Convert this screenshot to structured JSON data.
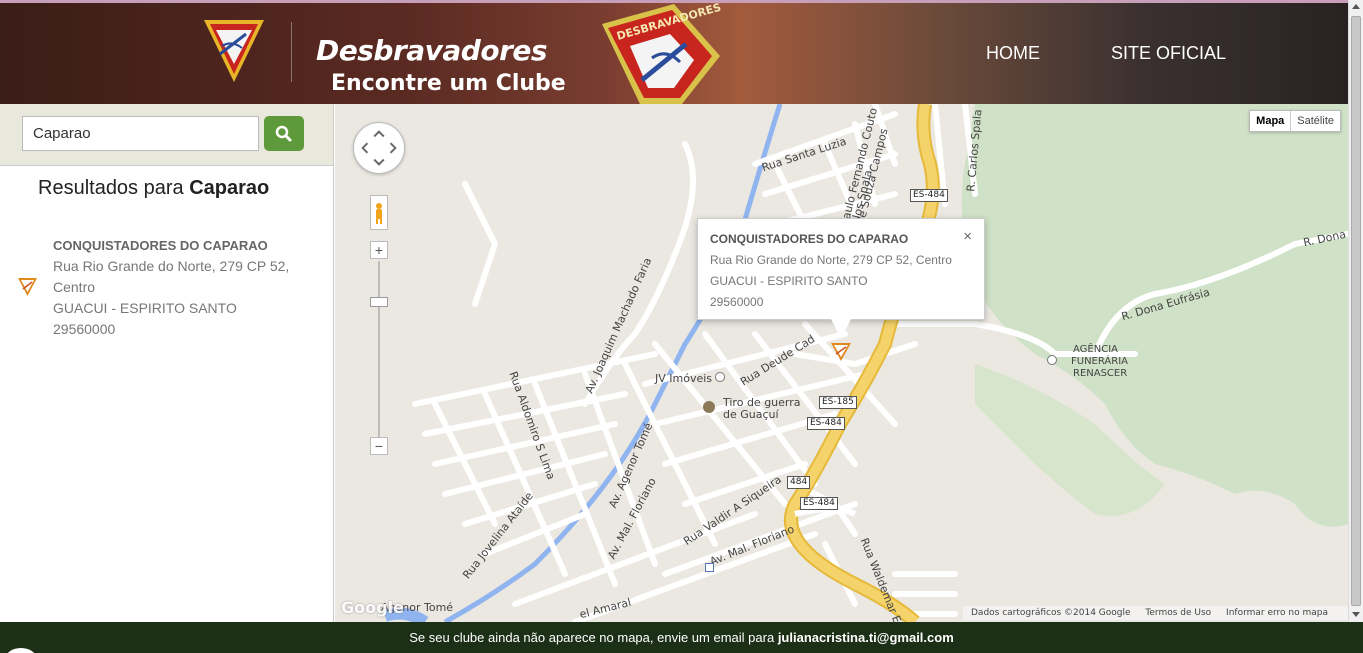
{
  "header": {
    "brand_title": "Desbravadores",
    "brand_subtitle": "Encontre um Clube",
    "nav": {
      "home": "HOME",
      "site": "SITE OFICIAL"
    },
    "patch_text": "DESBRAVADORES"
  },
  "search": {
    "value": "Caparao",
    "button_icon": "search-icon"
  },
  "results": {
    "title_prefix": "Resultados para",
    "query": "Caparao",
    "items": [
      {
        "name": "CONQUISTADORES DO CAPARAO",
        "address": "Rua Rio Grande do Norte, 279 CP 52, Centro",
        "city": "GUACUI - ESPIRITO SANTO",
        "zip": "29560000",
        "icon": "pathfinder-emblem-icon"
      }
    ]
  },
  "map": {
    "type_controls": {
      "map": "Mapa",
      "satellite": "Satélite"
    },
    "infowindow": {
      "name": "CONQUISTADORES DO CAPARAO",
      "address": "Rua Rio Grande do Norte, 279 CP 52, Centro",
      "city": "GUACUI - ESPIRITO SANTO",
      "zip": "29560000",
      "close": "×"
    },
    "labels": {
      "rua_santa_luzia": "Rua Santa Luzia",
      "paulo_fernando": "Paulo Fernando Couto",
      "de_souza_campos": "de Souza Campos",
      "carlos_spala_1": "R. Carlos Spala",
      "carlos_spala_2": "rlos Spala",
      "r_dona_1": "R. Dona",
      "r_dona_eufrasia": "R. Dona Eufrásia",
      "agencia": "AGÊNCIA",
      "funeraria": "FUNERÁRIA",
      "renascer": "RENASCER",
      "joaquim": "Av. Joaquim Machado Faria",
      "deude": "Rua Deude Cad",
      "jv_imoveis": "JV Imóveis",
      "tiro_1": "Tiro de guerra",
      "tiro_2": "de Guaçuí",
      "aldomiro": "Rua Aldomiro S Lima",
      "agenor": "Av. Agenor Tomé",
      "floriano_1": "Av. Mal. Floriano",
      "floriano_2": "Av. Mal. Floriano",
      "valdir": "Rua Valdir A Siqueira",
      "jovelina": "Rua Jovelina Ataíde",
      "waldemar": "Rua Waldemar Em",
      "agenor_tome": "Agenor Tomé",
      "amaral": "el Amaral"
    },
    "shields": {
      "es484_a": "ES-484",
      "es185": "ES-185",
      "es484_b": "ES-484",
      "r484": "484",
      "es484_c": "ES-484"
    },
    "google_logo": "Google",
    "attribution": {
      "data": "Dados cartográficos ©2014 Google",
      "terms": "Termos de Uso",
      "report": "Informar erro no mapa"
    }
  },
  "footer": {
    "text": "Se seu clube ainda não aparece no mapa, envie um email para",
    "email": "julianacristina.ti@gmail.com"
  },
  "colors": {
    "search_button": "#5e9a3b",
    "footer_bg": "#1c3018",
    "major_road": "#f4d36a",
    "river": "#8fb4f0",
    "park": "#cfe1c6"
  }
}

→ SET PROBLEM
Copy out all lines from the material above that contain the string "Spala".

→ SOLUTION FOR THIS PROBLEM
      "carlos_spala_1": "R. Carlos Spala",
      "carlos_spala_2": "rlos Spala",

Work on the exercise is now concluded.